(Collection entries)
_ _ _ _

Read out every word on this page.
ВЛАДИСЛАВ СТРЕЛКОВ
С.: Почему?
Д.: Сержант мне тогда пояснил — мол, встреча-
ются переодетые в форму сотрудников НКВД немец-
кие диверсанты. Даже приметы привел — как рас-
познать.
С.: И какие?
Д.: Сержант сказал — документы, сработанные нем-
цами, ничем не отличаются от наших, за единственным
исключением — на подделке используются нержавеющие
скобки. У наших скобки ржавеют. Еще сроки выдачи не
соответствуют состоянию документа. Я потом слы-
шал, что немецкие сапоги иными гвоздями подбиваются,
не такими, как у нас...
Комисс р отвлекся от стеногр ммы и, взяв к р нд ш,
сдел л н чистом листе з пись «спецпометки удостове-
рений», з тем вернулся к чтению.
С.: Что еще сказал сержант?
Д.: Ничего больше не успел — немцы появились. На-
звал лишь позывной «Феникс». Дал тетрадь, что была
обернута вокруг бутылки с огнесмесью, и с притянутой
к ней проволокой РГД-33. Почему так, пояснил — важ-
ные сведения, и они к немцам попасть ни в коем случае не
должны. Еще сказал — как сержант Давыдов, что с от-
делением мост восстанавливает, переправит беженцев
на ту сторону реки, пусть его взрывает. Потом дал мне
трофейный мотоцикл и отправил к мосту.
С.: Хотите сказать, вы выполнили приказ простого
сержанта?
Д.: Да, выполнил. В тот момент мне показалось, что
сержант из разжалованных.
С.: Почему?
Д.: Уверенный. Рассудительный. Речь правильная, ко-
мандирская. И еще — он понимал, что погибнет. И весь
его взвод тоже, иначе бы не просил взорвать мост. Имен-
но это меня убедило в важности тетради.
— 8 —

_ _ _ _

== GIVEN REQUEST ==
Search the entries for the word "наших" and pick out every line that holds it.

== FINISHED EXERCISE ==
цами, ничем не отличаются от наших, за единственным
скобки. У наших скобки ржавеют. Еще сроки выдачи не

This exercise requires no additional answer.